[Data records]
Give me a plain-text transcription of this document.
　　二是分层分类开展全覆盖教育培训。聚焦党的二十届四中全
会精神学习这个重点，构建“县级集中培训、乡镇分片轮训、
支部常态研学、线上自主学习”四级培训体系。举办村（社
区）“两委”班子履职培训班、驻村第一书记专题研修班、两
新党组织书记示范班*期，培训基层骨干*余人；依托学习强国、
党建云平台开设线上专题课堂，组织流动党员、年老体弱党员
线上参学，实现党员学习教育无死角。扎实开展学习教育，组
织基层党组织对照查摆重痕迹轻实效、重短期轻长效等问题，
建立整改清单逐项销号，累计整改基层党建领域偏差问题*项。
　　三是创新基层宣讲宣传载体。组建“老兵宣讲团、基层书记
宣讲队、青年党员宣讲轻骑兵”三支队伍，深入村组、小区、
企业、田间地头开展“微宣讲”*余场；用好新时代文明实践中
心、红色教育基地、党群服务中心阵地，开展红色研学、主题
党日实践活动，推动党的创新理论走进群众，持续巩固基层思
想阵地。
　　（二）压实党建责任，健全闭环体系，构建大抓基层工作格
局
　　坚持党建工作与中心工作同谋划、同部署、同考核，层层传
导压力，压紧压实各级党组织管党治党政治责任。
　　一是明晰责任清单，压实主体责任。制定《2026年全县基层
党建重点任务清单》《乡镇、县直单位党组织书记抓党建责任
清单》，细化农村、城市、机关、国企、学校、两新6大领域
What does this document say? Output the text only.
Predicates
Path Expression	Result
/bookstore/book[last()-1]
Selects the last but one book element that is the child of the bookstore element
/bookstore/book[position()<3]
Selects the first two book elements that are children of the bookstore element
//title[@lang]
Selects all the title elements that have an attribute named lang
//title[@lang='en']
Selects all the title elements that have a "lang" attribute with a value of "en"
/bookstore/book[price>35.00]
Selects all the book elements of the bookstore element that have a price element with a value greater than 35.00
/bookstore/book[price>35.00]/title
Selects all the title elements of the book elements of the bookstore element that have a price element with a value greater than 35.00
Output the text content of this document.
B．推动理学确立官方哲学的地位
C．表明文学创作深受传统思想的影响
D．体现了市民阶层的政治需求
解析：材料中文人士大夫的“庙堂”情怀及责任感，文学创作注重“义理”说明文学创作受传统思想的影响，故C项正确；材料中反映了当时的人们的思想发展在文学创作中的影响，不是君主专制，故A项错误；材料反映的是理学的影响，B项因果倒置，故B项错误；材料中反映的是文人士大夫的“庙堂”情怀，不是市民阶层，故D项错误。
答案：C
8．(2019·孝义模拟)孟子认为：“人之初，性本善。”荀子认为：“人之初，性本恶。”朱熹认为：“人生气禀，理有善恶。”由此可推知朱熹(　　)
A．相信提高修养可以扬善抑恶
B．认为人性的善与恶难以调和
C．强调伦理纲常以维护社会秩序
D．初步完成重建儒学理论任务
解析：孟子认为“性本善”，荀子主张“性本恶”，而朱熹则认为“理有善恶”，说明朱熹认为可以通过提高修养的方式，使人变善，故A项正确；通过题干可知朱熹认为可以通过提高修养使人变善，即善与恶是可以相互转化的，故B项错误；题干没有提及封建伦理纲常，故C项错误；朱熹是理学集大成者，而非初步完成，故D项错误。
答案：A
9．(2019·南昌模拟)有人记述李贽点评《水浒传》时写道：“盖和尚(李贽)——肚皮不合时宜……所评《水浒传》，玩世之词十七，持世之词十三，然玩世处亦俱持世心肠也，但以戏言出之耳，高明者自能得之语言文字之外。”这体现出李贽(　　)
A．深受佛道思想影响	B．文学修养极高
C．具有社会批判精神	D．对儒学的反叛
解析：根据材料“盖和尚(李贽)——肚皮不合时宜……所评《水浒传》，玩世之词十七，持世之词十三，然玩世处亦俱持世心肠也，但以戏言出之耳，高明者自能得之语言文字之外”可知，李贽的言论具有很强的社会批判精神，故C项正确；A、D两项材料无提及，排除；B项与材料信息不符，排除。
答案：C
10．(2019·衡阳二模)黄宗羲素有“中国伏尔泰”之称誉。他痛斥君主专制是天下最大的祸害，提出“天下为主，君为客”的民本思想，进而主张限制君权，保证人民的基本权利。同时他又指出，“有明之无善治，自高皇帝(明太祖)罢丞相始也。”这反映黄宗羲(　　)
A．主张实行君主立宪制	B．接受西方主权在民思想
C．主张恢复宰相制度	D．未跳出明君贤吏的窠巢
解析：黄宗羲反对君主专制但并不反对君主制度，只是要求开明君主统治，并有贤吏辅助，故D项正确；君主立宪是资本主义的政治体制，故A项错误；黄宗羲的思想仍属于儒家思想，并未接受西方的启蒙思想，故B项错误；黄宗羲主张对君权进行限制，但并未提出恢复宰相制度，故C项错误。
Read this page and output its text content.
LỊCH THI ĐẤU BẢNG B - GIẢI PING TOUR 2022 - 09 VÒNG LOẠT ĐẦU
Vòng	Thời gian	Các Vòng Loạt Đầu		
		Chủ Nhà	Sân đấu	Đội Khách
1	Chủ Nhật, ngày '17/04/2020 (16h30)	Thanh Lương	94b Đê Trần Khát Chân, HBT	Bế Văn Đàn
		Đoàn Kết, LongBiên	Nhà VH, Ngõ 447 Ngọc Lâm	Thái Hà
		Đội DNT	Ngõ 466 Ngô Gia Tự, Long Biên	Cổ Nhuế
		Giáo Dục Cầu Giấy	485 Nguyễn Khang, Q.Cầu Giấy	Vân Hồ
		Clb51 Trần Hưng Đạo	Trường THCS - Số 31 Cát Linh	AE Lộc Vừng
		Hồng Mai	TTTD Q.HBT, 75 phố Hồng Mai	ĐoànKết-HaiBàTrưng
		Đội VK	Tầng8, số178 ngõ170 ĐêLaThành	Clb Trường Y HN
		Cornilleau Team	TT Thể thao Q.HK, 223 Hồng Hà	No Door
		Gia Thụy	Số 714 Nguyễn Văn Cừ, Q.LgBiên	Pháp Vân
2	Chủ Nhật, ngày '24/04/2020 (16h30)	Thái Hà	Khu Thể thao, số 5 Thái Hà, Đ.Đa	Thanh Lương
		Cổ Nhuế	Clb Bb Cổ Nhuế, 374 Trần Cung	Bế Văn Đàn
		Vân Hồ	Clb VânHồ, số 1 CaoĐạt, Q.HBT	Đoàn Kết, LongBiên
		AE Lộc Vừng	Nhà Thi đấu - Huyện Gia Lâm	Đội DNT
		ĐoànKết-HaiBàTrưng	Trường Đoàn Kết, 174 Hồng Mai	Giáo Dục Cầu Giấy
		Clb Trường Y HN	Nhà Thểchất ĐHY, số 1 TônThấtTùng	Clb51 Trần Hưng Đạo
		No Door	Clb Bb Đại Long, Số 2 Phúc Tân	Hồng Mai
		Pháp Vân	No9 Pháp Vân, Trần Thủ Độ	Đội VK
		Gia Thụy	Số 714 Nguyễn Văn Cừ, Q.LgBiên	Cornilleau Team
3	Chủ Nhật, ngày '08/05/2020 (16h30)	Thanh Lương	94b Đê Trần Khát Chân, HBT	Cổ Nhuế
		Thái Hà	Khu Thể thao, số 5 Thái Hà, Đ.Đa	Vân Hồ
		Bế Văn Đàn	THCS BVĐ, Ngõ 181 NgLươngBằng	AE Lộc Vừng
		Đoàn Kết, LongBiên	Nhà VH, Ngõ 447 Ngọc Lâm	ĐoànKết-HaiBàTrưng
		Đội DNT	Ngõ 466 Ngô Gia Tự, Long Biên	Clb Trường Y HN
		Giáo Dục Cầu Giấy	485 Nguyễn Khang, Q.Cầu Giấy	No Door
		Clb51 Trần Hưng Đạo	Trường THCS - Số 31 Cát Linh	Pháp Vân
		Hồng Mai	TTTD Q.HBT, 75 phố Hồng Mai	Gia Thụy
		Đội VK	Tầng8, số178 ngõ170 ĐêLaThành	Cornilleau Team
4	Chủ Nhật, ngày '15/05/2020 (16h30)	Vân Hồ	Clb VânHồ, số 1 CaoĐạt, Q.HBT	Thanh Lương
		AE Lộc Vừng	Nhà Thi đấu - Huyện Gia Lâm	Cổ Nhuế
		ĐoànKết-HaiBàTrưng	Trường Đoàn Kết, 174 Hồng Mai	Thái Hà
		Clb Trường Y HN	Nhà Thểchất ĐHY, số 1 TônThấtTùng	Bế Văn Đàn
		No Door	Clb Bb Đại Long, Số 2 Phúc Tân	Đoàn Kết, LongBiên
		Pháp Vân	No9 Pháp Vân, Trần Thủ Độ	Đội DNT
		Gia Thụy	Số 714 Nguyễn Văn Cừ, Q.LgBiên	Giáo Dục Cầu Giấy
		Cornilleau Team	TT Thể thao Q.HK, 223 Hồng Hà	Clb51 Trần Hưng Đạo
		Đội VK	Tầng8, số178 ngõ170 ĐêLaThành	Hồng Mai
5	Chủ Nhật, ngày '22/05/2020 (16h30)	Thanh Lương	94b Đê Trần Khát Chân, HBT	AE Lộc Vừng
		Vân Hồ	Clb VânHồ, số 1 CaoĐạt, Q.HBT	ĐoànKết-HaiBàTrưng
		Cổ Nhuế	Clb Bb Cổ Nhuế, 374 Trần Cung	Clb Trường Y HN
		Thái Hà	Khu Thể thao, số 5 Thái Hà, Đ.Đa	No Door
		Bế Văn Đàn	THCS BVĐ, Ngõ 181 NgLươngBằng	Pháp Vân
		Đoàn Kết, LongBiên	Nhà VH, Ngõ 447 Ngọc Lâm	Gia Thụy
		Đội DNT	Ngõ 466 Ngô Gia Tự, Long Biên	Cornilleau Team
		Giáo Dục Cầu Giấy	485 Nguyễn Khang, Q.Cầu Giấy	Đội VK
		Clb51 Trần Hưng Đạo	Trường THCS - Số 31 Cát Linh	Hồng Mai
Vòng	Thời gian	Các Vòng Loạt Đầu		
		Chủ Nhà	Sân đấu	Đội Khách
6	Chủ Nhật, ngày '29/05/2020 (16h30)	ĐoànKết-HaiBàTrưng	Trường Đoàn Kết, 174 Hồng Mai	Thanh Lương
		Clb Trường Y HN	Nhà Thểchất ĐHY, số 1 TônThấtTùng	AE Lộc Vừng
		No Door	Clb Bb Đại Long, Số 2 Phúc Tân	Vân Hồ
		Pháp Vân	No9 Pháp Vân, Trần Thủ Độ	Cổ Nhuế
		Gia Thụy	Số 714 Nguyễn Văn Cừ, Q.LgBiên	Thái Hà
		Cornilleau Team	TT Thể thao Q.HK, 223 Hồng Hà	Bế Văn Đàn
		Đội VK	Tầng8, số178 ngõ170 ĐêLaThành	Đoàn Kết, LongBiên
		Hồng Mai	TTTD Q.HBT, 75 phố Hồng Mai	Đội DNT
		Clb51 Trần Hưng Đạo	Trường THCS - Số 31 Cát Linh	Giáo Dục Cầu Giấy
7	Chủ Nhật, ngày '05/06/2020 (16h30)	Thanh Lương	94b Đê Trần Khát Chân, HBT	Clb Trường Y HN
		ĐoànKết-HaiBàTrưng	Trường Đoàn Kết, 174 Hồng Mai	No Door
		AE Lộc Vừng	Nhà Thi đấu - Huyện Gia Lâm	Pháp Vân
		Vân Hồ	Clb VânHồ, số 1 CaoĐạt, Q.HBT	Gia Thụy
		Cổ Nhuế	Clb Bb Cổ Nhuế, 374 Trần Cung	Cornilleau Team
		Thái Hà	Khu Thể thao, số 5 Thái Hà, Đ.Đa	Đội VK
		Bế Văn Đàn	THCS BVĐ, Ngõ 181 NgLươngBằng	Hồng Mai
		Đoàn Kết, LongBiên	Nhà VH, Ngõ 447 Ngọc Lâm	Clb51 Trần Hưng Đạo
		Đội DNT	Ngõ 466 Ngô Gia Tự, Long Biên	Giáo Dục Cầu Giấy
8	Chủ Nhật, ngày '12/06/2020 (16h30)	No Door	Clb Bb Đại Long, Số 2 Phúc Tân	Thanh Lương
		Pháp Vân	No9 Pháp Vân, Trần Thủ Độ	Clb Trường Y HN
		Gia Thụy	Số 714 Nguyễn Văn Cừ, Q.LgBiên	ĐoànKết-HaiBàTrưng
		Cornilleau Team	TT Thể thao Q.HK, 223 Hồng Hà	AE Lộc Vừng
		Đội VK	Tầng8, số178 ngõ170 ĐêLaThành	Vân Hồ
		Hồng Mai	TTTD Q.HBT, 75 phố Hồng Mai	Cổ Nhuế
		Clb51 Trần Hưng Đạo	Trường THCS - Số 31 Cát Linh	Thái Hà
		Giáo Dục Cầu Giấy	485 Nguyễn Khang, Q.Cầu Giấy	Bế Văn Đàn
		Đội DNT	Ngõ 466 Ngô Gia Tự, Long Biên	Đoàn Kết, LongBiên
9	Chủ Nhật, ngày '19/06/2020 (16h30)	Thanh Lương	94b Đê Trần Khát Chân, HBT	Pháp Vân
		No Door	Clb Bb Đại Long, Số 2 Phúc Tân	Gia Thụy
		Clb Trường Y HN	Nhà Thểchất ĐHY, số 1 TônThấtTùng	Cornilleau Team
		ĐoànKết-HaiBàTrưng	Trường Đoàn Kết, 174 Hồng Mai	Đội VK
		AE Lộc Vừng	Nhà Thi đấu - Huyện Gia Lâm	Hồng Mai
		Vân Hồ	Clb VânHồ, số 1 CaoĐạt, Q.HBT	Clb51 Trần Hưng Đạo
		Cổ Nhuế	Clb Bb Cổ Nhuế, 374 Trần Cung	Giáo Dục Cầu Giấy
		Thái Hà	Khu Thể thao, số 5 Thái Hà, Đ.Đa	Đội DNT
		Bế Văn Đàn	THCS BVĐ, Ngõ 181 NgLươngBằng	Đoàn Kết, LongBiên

WORK TO BE COMPLETED:
Provide the count, and nothing else, of lines in the data above where the word "Giấy" occurs.

TASK RESPONSE:
9